Dataset records

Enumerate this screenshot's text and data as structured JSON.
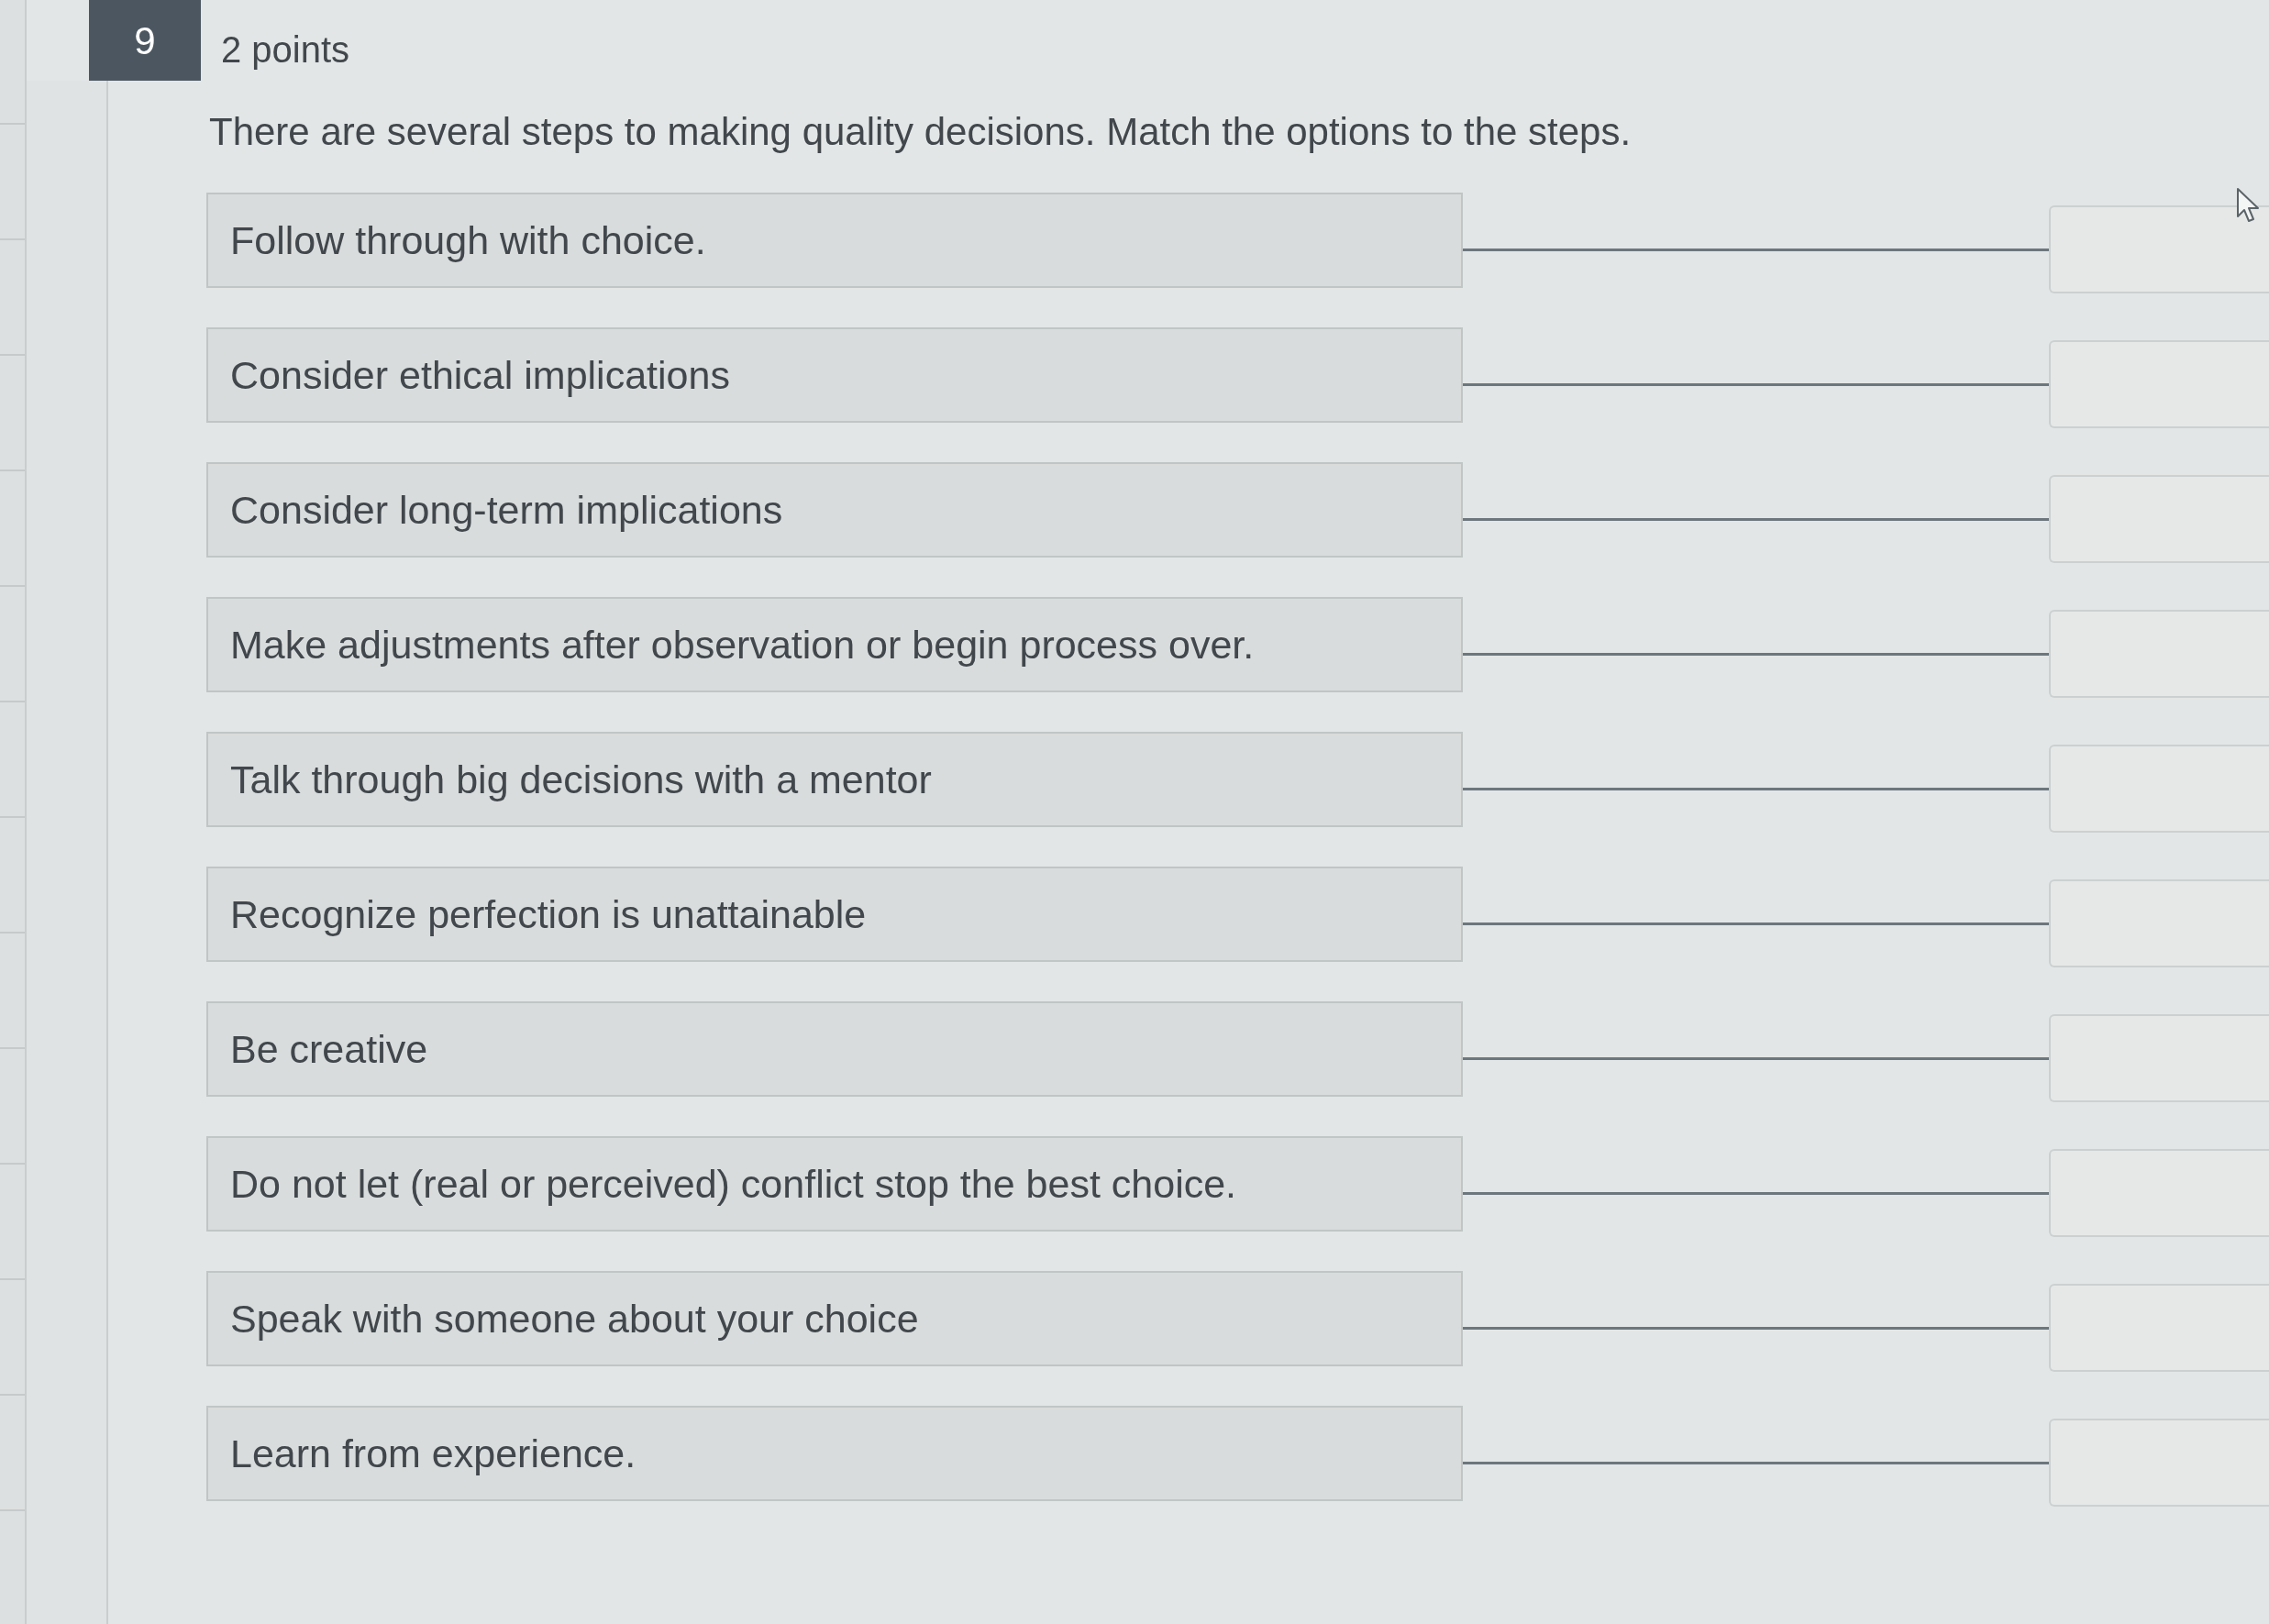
{
  "question": {
    "number": "9",
    "points": "2 points",
    "prompt": "There are several steps to making quality decisions. Match the options to the steps.",
    "options": [
      "Follow through with choice.",
      "Consider ethical implications",
      "Consider long-term implications",
      "Make adjustments after observation or begin process over.",
      "Talk through big decisions with a mentor",
      "Recognize perfection is unattainable",
      "Be creative",
      "Do not let (real or perceived) conflict stop the best choice.",
      "Speak with someone about your choice",
      "Learn from experience."
    ]
  }
}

• TASK TO COMPLETE: Images must not appear in the copy; reproduce everything else in the records verbatim.

• EXERCISE RESULT:
Enumerate this screenshot's text and data as structured JSON.
{
  "question": {
    "number": "9",
    "points": "2 points",
    "prompt": "There are several steps to making quality decisions. Match the options to the steps.",
    "options": [
      "Follow through with choice.",
      "Consider ethical implications",
      "Consider long-term implications",
      "Make adjustments after observation or begin process over.",
      "Talk through big decisions with a mentor",
      "Recognize perfection is unattainable",
      "Be creative",
      "Do not let (real or perceived) conflict stop the best choice.",
      "Speak with someone about your choice",
      "Learn from experience."
    ]
  }
}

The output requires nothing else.